### EXTRACT TO READ
Michael Obey Daud vs National Microfinance Bank Ltd. (Civil Appeal No. 190 of 2022) [2024] TZCA 1257 (10 December 2024)

Court of Appeal of Tanzania

Judgment

IN THE COURT OF APPEAL OF TANZANIA AT MWANZA fCORAM: KOROSSO, J.A.. KENTE. J.A. And MGONYA. J.A.1 CIVIL APPEAL NO. 190 OF 2022 MICHAEL OBEY DAUD............................................................ APPELLANT VERSUS NATIONAL MICROFINANCE BANK LTD ............................. RESPONDENT (Appeal from the Judgment and Decree of the High Court of Tanzania at Mwanza) (Mashauri. 3 .^ dated the 20th day of April, 2021 in Civil Appeal No. 51 of 2020 JUDGMENT OF THE COURT 4th & 10thDecember, 2024 KENTE. J.A.: Up to the time which is contemporaneous with the occurrence of the events leading to the present dispute, the appellant Michael Obey Daud was a customer of the respondent, the National Microfinance Bank Limited. He used to operate a bank account (with No. 3111000883) at the respondent's Kenyatta Road Branch, in Mwanza City. Because of their good business relationship, on 10th April, 2014, the appellant was granted by the respondent a TZS 4,000,000.00 credit facility which was posted into his bank account as a loan. Four days

later, the appellant withdrew TZS. 1,000.000.00 in cash from the respondent's ATM machine. But then, on the same day, another TZS. 1.000.000.00 was withdrawn by an unidentified person from the appellant's bank account through an electronic device and facility called "Pesa Fasta". That is when a seed of misunderstandings and accusations between the appellant and respondent appears to have been sown. The discomfort of having his money fraudulently withdrawn from his bank account by an unidentified person and the series of indifferent attitudes and performances exhibited by the respondent's officials at Mwanza in dealing with his problem, compelled the appellant to move the Resident Magistrate's Court of Mwanza by way of a civil suit claiming for, among other monetary reliefs, payment of TZS. 1,000.000.00 being the amount of money fraudulently and unjustifiably withdrawn from his bank account together with interest at the rate of 25% per annum from the date of judgment until payment in full. For the reasons that will become apparent later in this judgment, we will not delve into the evidence led in support of each of the parties' case. Suffice it to say that, having heard accounts from the witnesses called by the parties, the trial Magistrate believed the appellant and sustained his claim. The appellant was accordingly awarded TZS. 1.000.000.00 being the amount of money fraudulently withdrawn from

his account together with general damages amounting to TZS. 5,000.000.00 plus interest. Unhappy with the decision handed down by the trial court, the respondent appealed to the High Court particularly complaining that:

  1. The trial magistrate erred in iaw by concluding that the appellant was negligent by not disclosing the necessary information to its customer thus causing a loss o f Tshs. 1,000.000/=.
  2. The trial magistrate erred in iaw and fact by ignoring the evidence o f DW1 to the effect that PESA-FASTA and M-PESA collection are operated by using ATM-PIN NUMBER (Password) which are always a secret to the customer.
  3. The trial magistrate erred in law by awarding shs. 5,000,000/= as general damages while the said amount was not proved to the required standard.

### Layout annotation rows

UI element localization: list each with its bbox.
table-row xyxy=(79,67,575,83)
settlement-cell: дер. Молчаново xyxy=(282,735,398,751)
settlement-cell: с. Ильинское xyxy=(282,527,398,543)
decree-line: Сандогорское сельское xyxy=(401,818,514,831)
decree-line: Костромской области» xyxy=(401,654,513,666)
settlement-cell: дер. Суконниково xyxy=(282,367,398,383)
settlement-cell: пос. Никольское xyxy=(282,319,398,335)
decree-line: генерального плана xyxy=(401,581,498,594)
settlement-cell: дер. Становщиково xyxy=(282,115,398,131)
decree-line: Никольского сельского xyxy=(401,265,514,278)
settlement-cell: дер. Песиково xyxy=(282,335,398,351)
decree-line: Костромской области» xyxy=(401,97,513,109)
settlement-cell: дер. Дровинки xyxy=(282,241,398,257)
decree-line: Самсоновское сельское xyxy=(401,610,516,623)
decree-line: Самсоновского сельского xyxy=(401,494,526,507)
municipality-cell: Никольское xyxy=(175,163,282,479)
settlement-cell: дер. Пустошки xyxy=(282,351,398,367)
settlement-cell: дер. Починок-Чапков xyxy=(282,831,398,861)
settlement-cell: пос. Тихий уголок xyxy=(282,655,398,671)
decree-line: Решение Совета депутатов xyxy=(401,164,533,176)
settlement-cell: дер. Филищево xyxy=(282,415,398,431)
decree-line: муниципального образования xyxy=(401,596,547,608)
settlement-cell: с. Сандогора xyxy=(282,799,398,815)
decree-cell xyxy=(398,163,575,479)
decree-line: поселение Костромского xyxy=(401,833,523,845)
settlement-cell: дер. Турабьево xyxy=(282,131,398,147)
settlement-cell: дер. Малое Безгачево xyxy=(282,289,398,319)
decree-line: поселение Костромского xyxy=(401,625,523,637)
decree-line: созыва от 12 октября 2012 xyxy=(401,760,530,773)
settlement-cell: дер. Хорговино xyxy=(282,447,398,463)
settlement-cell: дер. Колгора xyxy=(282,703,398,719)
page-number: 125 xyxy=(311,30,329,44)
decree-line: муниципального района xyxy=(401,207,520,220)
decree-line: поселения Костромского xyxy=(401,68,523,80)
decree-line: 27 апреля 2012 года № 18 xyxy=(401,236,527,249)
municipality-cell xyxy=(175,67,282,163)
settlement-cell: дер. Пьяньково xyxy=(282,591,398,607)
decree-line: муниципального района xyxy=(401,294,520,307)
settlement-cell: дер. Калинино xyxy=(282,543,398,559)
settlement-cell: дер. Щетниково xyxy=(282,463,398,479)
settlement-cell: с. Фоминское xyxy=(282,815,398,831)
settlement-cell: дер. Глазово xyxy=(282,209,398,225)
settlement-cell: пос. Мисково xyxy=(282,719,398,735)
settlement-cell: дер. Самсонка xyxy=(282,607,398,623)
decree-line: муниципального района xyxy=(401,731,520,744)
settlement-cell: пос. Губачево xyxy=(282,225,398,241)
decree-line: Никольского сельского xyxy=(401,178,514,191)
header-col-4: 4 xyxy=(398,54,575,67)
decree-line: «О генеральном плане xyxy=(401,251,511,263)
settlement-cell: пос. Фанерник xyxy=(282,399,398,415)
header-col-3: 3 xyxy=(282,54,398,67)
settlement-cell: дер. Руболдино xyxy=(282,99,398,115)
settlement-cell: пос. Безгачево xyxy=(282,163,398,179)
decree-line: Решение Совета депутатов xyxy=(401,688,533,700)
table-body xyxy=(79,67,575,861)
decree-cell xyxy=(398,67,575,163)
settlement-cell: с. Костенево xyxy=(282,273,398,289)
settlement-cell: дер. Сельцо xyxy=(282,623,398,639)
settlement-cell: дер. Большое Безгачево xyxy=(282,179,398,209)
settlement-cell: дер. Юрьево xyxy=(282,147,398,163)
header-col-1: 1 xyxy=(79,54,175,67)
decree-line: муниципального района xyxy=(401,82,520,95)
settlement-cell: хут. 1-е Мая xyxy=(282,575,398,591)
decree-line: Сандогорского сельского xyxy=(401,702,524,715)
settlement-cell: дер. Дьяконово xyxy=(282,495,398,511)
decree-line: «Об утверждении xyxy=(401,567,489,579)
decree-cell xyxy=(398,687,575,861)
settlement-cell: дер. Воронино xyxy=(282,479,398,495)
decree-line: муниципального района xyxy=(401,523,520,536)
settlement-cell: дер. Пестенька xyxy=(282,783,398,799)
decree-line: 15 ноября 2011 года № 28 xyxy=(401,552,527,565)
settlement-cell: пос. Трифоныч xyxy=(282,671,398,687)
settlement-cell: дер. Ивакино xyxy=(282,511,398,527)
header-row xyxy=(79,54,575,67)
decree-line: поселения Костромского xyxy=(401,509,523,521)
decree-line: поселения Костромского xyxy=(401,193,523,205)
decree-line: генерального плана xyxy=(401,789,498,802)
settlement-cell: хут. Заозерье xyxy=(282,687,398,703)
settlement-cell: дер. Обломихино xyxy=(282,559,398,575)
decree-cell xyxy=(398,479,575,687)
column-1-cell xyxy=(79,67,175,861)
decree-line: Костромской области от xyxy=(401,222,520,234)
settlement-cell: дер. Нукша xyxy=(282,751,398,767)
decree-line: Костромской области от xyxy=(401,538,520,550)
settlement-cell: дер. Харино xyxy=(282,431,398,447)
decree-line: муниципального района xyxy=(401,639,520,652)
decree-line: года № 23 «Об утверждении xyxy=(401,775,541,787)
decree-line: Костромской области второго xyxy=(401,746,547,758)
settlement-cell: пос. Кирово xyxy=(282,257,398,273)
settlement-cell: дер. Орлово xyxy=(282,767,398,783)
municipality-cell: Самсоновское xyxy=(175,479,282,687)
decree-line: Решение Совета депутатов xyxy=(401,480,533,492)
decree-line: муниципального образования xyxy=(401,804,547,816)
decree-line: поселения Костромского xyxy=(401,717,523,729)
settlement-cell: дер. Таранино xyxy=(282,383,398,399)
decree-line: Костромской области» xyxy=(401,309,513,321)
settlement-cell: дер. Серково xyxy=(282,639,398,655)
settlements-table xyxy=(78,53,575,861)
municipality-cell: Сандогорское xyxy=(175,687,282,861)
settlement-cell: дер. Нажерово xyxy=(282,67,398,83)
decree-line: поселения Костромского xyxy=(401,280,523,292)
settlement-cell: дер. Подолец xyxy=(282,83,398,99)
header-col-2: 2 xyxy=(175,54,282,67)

### WORK TO DO
[A] From the judgment excerpt, extract the passage between "1. The trial" and "to the customer.", inclusive.
[B] Using the judgment excerpt, answer these:
(i) At which branch of the respondent did the appellant operate his bank account?
(ii) What was the amount of the credit facility granted to the appellant on 10th April, 2014?
(iii) At what annual rate of interest did the appellant claim interest in his civil suit?
[C] Name every court that the judgment excerpt mentions.

### COMPLETED EXERCISE
[A]
1. The trial magistrate erred in iaw by concluding that the appellant was negligent by not disclosing the necessary information to its customer thus causing a loss o f Tshs. 1,000.000/=.
  2. The trial magistrate erred in iaw and fact by ignoring the evidence o f DW1 to the effect that PESA-FASTA and M-PESA collection are operated by using ATM-PIN NUMBER (Password) which are always a secret to the customer.

[B]
(i) The Kenyatta Road Branch, in Mwanza City.
(ii) TZS 4,000,000.00.
(iii) 25% per annum.

[C]
Court of Appeal of Tanzania (at Mwanza)
High Court of Tanzania at Mwanza
Resident Magistrate's Court of Mwanza